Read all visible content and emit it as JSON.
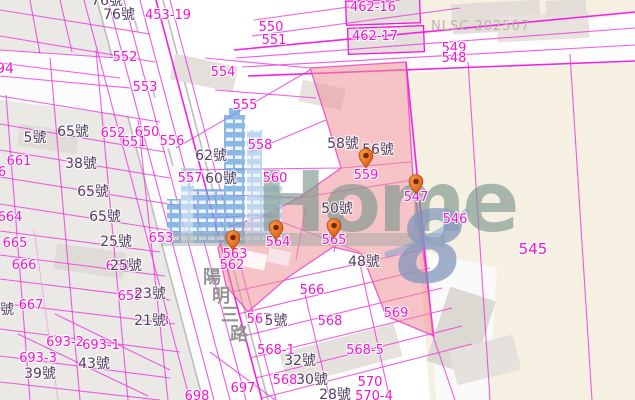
{
  "watermark": {
    "nlsc": "NLSC 202507",
    "logo_text": "Home",
    "logo_numeral": "8"
  },
  "road": {
    "name": "陽明三路"
  },
  "colors": {
    "parcel_label": "#ef16cf",
    "house_label": "#514060",
    "highlight_pink": "#ef9298",
    "boundary_magenta": "#e837dd",
    "pin_orange": "#e05c12",
    "watermark_green": "#7d978e",
    "watermark_blue": "#7e93bb",
    "cream_parcel": "#f6f0e2"
  },
  "map": {
    "parcel_labels": [
      {
        "text": "453-19",
        "x": 168,
        "y": 19
      },
      {
        "text": "550",
        "x": 271,
        "y": 31
      },
      {
        "text": "551",
        "x": 274,
        "y": 44
      },
      {
        "text": "462-16",
        "x": 373,
        "y": 11
      },
      {
        "text": "462-17",
        "x": 375,
        "y": 40
      },
      {
        "text": "549",
        "x": 454,
        "y": 52
      },
      {
        "text": "548",
        "x": 454,
        "y": 62
      },
      {
        "text": "552",
        "x": 125,
        "y": 61
      },
      {
        "text": "553",
        "x": 145,
        "y": 91
      },
      {
        "text": "554",
        "x": 223,
        "y": 76
      },
      {
        "text": "555",
        "x": 245,
        "y": 109
      },
      {
        "text": "556",
        "x": 172,
        "y": 145
      },
      {
        "text": "557",
        "x": 190,
        "y": 182
      },
      {
        "text": "558",
        "x": 260,
        "y": 149
      },
      {
        "text": "560",
        "x": 275,
        "y": 182
      },
      {
        "text": "559",
        "x": 366,
        "y": 179
      },
      {
        "text": "547",
        "x": 416,
        "y": 201
      },
      {
        "text": "546",
        "x": 455,
        "y": 223
      },
      {
        "text": "545",
        "x": 533,
        "y": 254,
        "size": 15
      },
      {
        "text": "562",
        "x": 232,
        "y": 269
      },
      {
        "text": "563",
        "x": 235,
        "y": 258
      },
      {
        "text": "564",
        "x": 278,
        "y": 246
      },
      {
        "text": "565",
        "x": 334,
        "y": 244
      },
      {
        "text": "566",
        "x": 312,
        "y": 294
      },
      {
        "text": "567",
        "x": 259,
        "y": 323
      },
      {
        "text": "568",
        "x": 330,
        "y": 325
      },
      {
        "text": "569",
        "x": 396,
        "y": 317
      },
      {
        "text": "568-1",
        "x": 276,
        "y": 354
      },
      {
        "text": "568-5",
        "x": 365,
        "y": 354
      },
      {
        "text": "568",
        "x": 285,
        "y": 384
      },
      {
        "text": "570",
        "x": 370,
        "y": 386
      },
      {
        "text": "570-4",
        "x": 374,
        "y": 400
      },
      {
        "text": "697",
        "x": 243,
        "y": 392
      },
      {
        "text": "698",
        "x": 197,
        "y": 400
      },
      {
        "text": "693-2",
        "x": 65,
        "y": 346
      },
      {
        "text": "693-1",
        "x": 101,
        "y": 349
      },
      {
        "text": "693-3",
        "x": 38,
        "y": 362
      },
      {
        "text": "650",
        "x": 147,
        "y": 136
      },
      {
        "text": "651",
        "x": 134,
        "y": 146
      },
      {
        "text": "652",
        "x": 113,
        "y": 137
      },
      {
        "text": "653",
        "x": 161,
        "y": 242
      },
      {
        "text": "654",
        "x": 118,
        "y": 270
      },
      {
        "text": "655",
        "x": 130,
        "y": 300
      },
      {
        "text": "661",
        "x": 19,
        "y": 165
      },
      {
        "text": "664",
        "x": 10,
        "y": 221
      },
      {
        "text": "665",
        "x": 15,
        "y": 247
      },
      {
        "text": "666",
        "x": 24,
        "y": 269
      },
      {
        "text": "667",
        "x": 31,
        "y": 309
      },
      {
        "text": "94",
        "x": 5,
        "y": 73,
        "size": 14
      },
      {
        "text": "6",
        "x": 2,
        "y": 176
      },
      {
        "text": "3",
        "x": 165,
        "y": 325
      }
    ],
    "house_labels": [
      {
        "text": "76號",
        "x": 107,
        "y": 5
      },
      {
        "text": "76號",
        "x": 119,
        "y": 19
      },
      {
        "text": "5號",
        "x": 35,
        "y": 142
      },
      {
        "text": "65號",
        "x": 73,
        "y": 136
      },
      {
        "text": "38號",
        "x": 81,
        "y": 168
      },
      {
        "text": "65號",
        "x": 93,
        "y": 196
      },
      {
        "text": "65號",
        "x": 105,
        "y": 221
      },
      {
        "text": "25號",
        "x": 116,
        "y": 246
      },
      {
        "text": "25號",
        "x": 126,
        "y": 270
      },
      {
        "text": "23號",
        "x": 150,
        "y": 298
      },
      {
        "text": "21號",
        "x": 150,
        "y": 325
      },
      {
        "text": "43號",
        "x": 94,
        "y": 368
      },
      {
        "text": "39號",
        "x": 40,
        "y": 378
      },
      {
        "text": "62號",
        "x": 211,
        "y": 160
      },
      {
        "text": "60號",
        "x": 221,
        "y": 183
      },
      {
        "text": "58號",
        "x": 343,
        "y": 148
      },
      {
        "text": "56號",
        "x": 378,
        "y": 154
      },
      {
        "text": "50號",
        "x": 337,
        "y": 213
      },
      {
        "text": "48號",
        "x": 364,
        "y": 266
      },
      {
        "text": "5號",
        "x": 276,
        "y": 325
      },
      {
        "text": "32號",
        "x": 300,
        "y": 365
      },
      {
        "text": "30號",
        "x": 312,
        "y": 384
      },
      {
        "text": "28號",
        "x": 335,
        "y": 399
      },
      {
        "text": "號",
        "x": 7,
        "y": 314
      }
    ],
    "pins": [
      {
        "x": 366,
        "y": 168
      },
      {
        "x": 416,
        "y": 194
      },
      {
        "x": 233,
        "y": 250
      },
      {
        "x": 276,
        "y": 240
      },
      {
        "x": 334,
        "y": 238
      }
    ]
  }
}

= = = = =

**GIVEN INSTRUCTION**:
Copy all the lines of data exactly as they appear, dropping any images.

**FULL SOLUTION**:
Read all visible content and emit it as JSON.
{
  "watermark": {
    "nlsc": "NLSC 202507",
    "logo_text": "Home",
    "logo_numeral": "8"
  },
  "road": {
    "name": "陽明三路"
  },
  "colors": {
    "parcel_label": "#ef16cf",
    "house_label": "#514060",
    "highlight_pink": "#ef9298",
    "boundary_magenta": "#e837dd",
    "pin_orange": "#e05c12",
    "watermark_green": "#7d978e",
    "watermark_blue": "#7e93bb",
    "cream_parcel": "#f6f0e2"
  },
  "map": {
    "parcel_labels": [
      {
        "text": "453-19",
        "x": 168,
        "y": 19
      },
      {
        "text": "550",
        "x": 271,
        "y": 31
      },
      {
        "text": "551",
        "x": 274,
        "y": 44
      },
      {
        "text": "462-16",
        "x": 373,
        "y": 11
      },
      {
        "text": "462-17",
        "x": 375,
        "y": 40
      },
      {
        "text": "549",
        "x": 454,
        "y": 52
      },
      {
        "text": "548",
        "x": 454,
        "y": 62
      },
      {
        "text": "552",
        "x": 125,
        "y": 61
      },
      {
        "text": "553",
        "x": 145,
        "y": 91
      },
      {
        "text": "554",
        "x": 223,
        "y": 76
      },
      {
        "text": "555",
        "x": 245,
        "y": 109
      },
      {
        "text": "556",
        "x": 172,
        "y": 145
      },
      {
        "text": "557",
        "x": 190,
        "y": 182
      },
      {
        "text": "558",
        "x": 260,
        "y": 149
      },
      {
        "text": "560",
        "x": 275,
        "y": 182
      },
      {
        "text": "559",
        "x": 366,
        "y": 179
      },
      {
        "text": "547",
        "x": 416,
        "y": 201
      },
      {
        "text": "546",
        "x": 455,
        "y": 223
      },
      {
        "text": "545",
        "x": 533,
        "y": 254,
        "size": 15
      },
      {
        "text": "562",
        "x": 232,
        "y": 269
      },
      {
        "text": "563",
        "x": 235,
        "y": 258
      },
      {
        "text": "564",
        "x": 278,
        "y": 246
      },
      {
        "text": "565",
        "x": 334,
        "y": 244
      },
      {
        "text": "566",
        "x": 312,
        "y": 294
      },
      {
        "text": "567",
        "x": 259,
        "y": 323
      },
      {
        "text": "568",
        "x": 330,
        "y": 325
      },
      {
        "text": "569",
        "x": 396,
        "y": 317
      },
      {
        "text": "568-1",
        "x": 276,
        "y": 354
      },
      {
        "text": "568-5",
        "x": 365,
        "y": 354
      },
      {
        "text": "568",
        "x": 285,
        "y": 384
      },
      {
        "text": "570",
        "x": 370,
        "y": 386
      },
      {
        "text": "570-4",
        "x": 374,
        "y": 400
      },
      {
        "text": "697",
        "x": 243,
        "y": 392
      },
      {
        "text": "698",
        "x": 197,
        "y": 400
      },
      {
        "text": "693-2",
        "x": 65,
        "y": 346
      },
      {
        "text": "693-1",
        "x": 101,
        "y": 349
      },
      {
        "text": "693-3",
        "x": 38,
        "y": 362
      },
      {
        "text": "650",
        "x": 147,
        "y": 136
      },
      {
        "text": "651",
        "x": 134,
        "y": 146
      },
      {
        "text": "652",
        "x": 113,
        "y": 137
      },
      {
        "text": "653",
        "x": 161,
        "y": 242
      },
      {
        "text": "654",
        "x": 118,
        "y": 270
      },
      {
        "text": "655",
        "x": 130,
        "y": 300
      },
      {
        "text": "661",
        "x": 19,
        "y": 165
      },
      {
        "text": "664",
        "x": 10,
        "y": 221
      },
      {
        "text": "665",
        "x": 15,
        "y": 247
      },
      {
        "text": "666",
        "x": 24,
        "y": 269
      },
      {
        "text": "667",
        "x": 31,
        "y": 309
      },
      {
        "text": "94",
        "x": 5,
        "y": 73,
        "size": 14
      },
      {
        "text": "6",
        "x": 2,
        "y": 176
      },
      {
        "text": "3",
        "x": 165,
        "y": 325
      }
    ],
    "house_labels": [
      {
        "text": "76號",
        "x": 107,
        "y": 5
      },
      {
        "text": "76號",
        "x": 119,
        "y": 19
      },
      {
        "text": "5號",
        "x": 35,
        "y": 142
      },
      {
        "text": "65號",
        "x": 73,
        "y": 136
      },
      {
        "text": "38號",
        "x": 81,
        "y": 168
      },
      {
        "text": "65號",
        "x": 93,
        "y": 196
      },
      {
        "text": "65號",
        "x": 105,
        "y": 221
      },
      {
        "text": "25號",
        "x": 116,
        "y": 246
      },
      {
        "text": "25號",
        "x": 126,
        "y": 270
      },
      {
        "text": "23號",
        "x": 150,
        "y": 298
      },
      {
        "text": "21號",
        "x": 150,
        "y": 325
      },
      {
        "text": "43號",
        "x": 94,
        "y": 368
      },
      {
        "text": "39號",
        "x": 40,
        "y": 378
      },
      {
        "text": "62號",
        "x": 211,
        "y": 160
      },
      {
        "text": "60號",
        "x": 221,
        "y": 183
      },
      {
        "text": "58號",
        "x": 343,
        "y": 148
      },
      {
        "text": "56號",
        "x": 378,
        "y": 154
      },
      {
        "text": "50號",
        "x": 337,
        "y": 213
      },
      {
        "text": "48號",
        "x": 364,
        "y": 266
      },
      {
        "text": "5號",
        "x": 276,
        "y": 325
      },
      {
        "text": "32號",
        "x": 300,
        "y": 365
      },
      {
        "text": "30號",
        "x": 312,
        "y": 384
      },
      {
        "text": "28號",
        "x": 335,
        "y": 399
      },
      {
        "text": "號",
        "x": 7,
        "y": 314
      }
    ],
    "pins": [
      {
        "x": 366,
        "y": 168
      },
      {
        "x": 416,
        "y": 194
      },
      {
        "x": 233,
        "y": 250
      },
      {
        "x": 276,
        "y": 240
      },
      {
        "x": 334,
        "y": 238
      }
    ]
  }
}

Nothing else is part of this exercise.